[Extracted data entries]
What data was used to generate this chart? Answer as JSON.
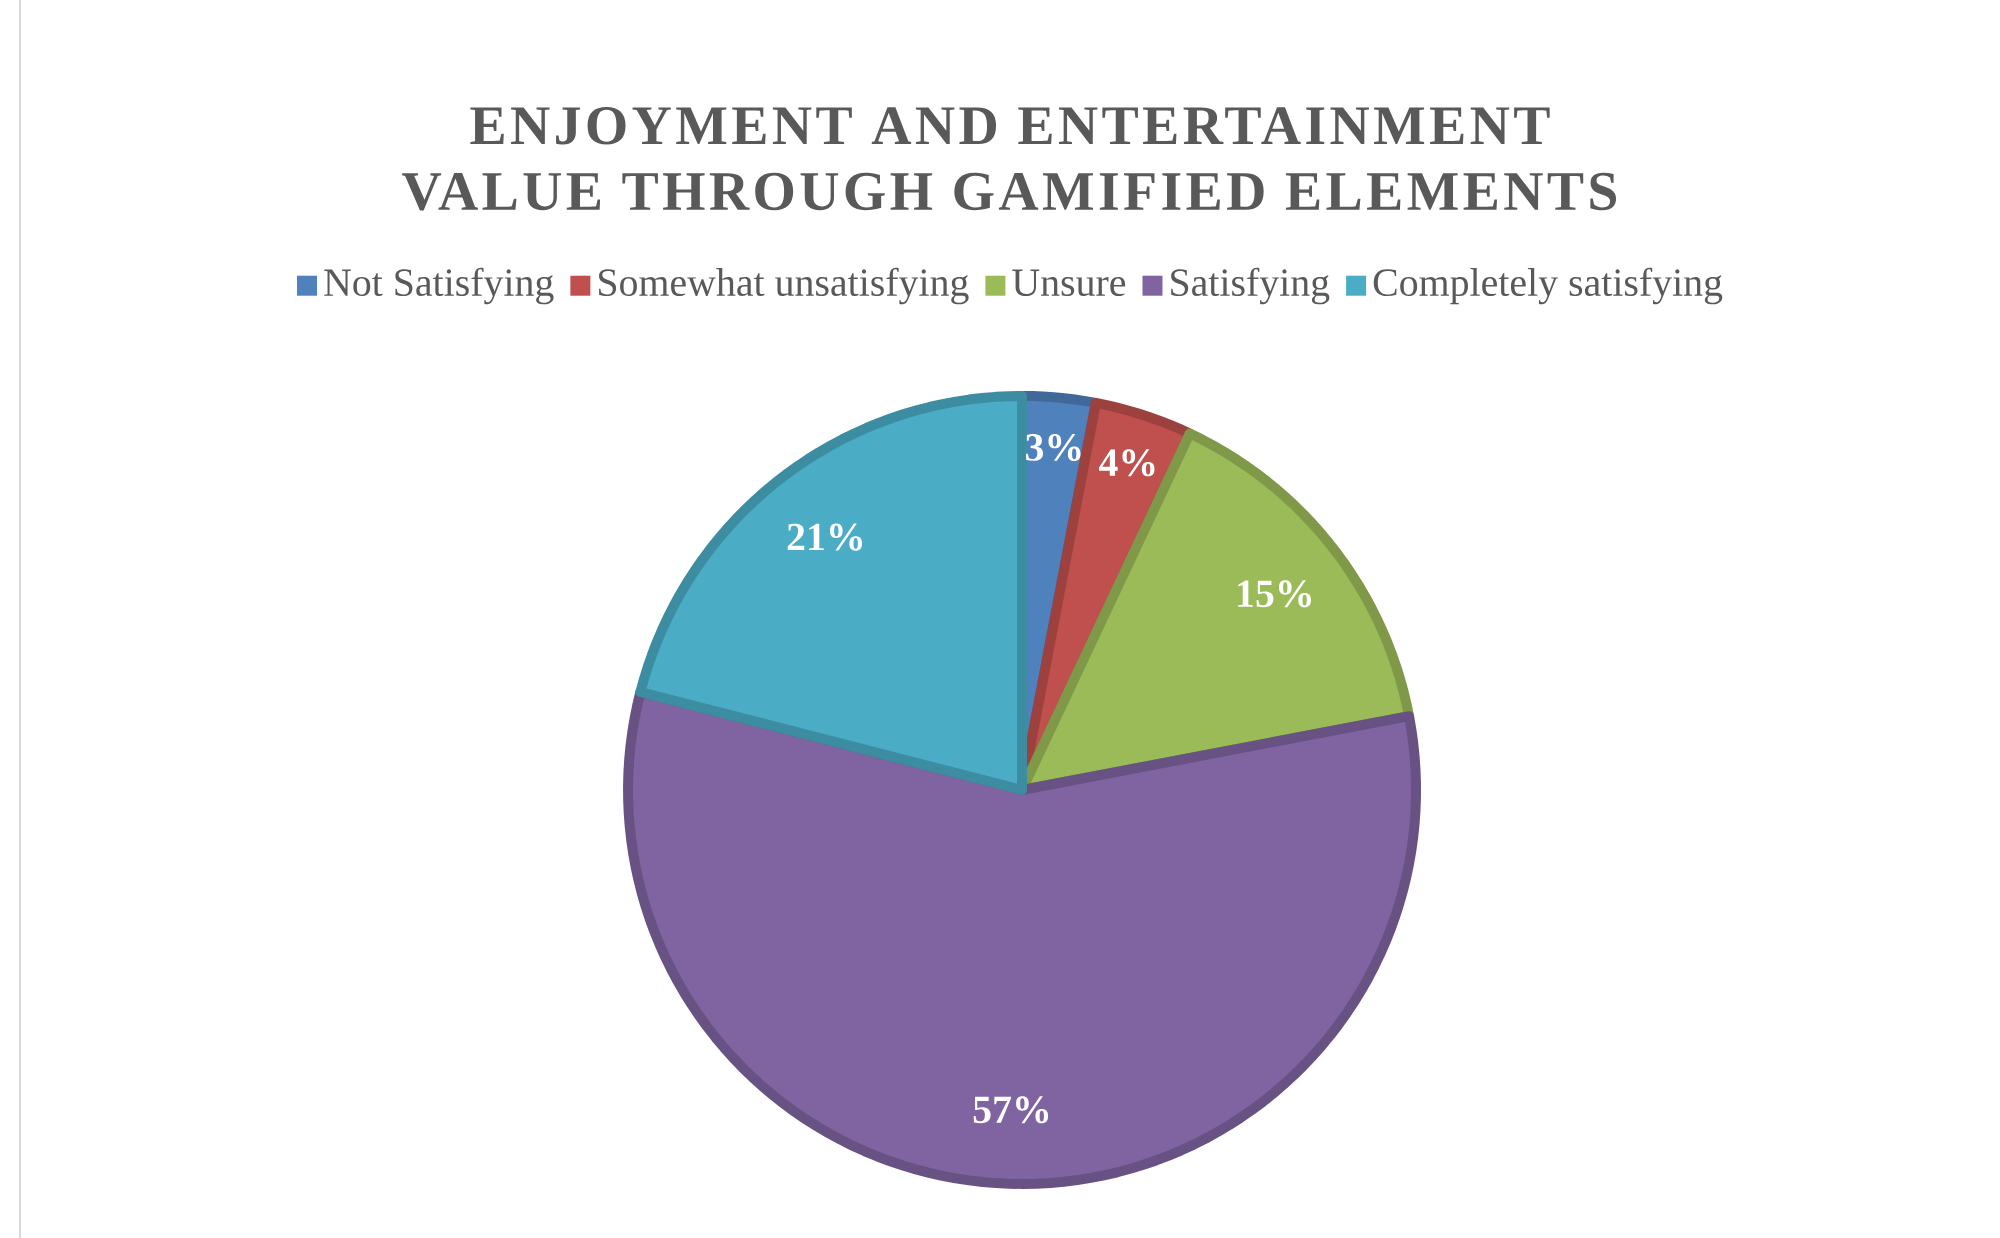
{
  "chart_data": {
    "type": "pie",
    "title": "ENJOYMENT AND ENTERTAINMENT VALUE THROUGH GAMIFIED ELEMENTS",
    "categories": [
      "Not Satisfying",
      "Somewhat unsatisfying",
      "Unsure",
      "Satisfying",
      "Completely satisfying"
    ],
    "values": [
      3,
      4,
      15,
      57,
      21
    ],
    "colors": [
      "#4f81bd",
      "#c0504d",
      "#9bbb59",
      "#8064a2",
      "#4bacc6"
    ],
    "value_labels": [
      "3%",
      "4%",
      "15%",
      "57%",
      "21%"
    ],
    "legend": "top"
  }
}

◆ STATED TASK: Reproduce all of the entries word for word, skipping any pictures they hold.

◆ RESPONSE FOR THIS EXERCISE:
What data was used to generate this chart? Answer as JSON.
{
  "chart_data": {
    "type": "pie",
    "title": "ENJOYMENT AND ENTERTAINMENT VALUE THROUGH GAMIFIED ELEMENTS",
    "categories": [
      "Not Satisfying",
      "Somewhat unsatisfying",
      "Unsure",
      "Satisfying",
      "Completely satisfying"
    ],
    "values": [
      3,
      4,
      15,
      57,
      21
    ],
    "colors": [
      "#4f81bd",
      "#c0504d",
      "#9bbb59",
      "#8064a2",
      "#4bacc6"
    ],
    "value_labels": [
      "3%",
      "4%",
      "15%",
      "57%",
      "21%"
    ],
    "legend": "top"
  }
}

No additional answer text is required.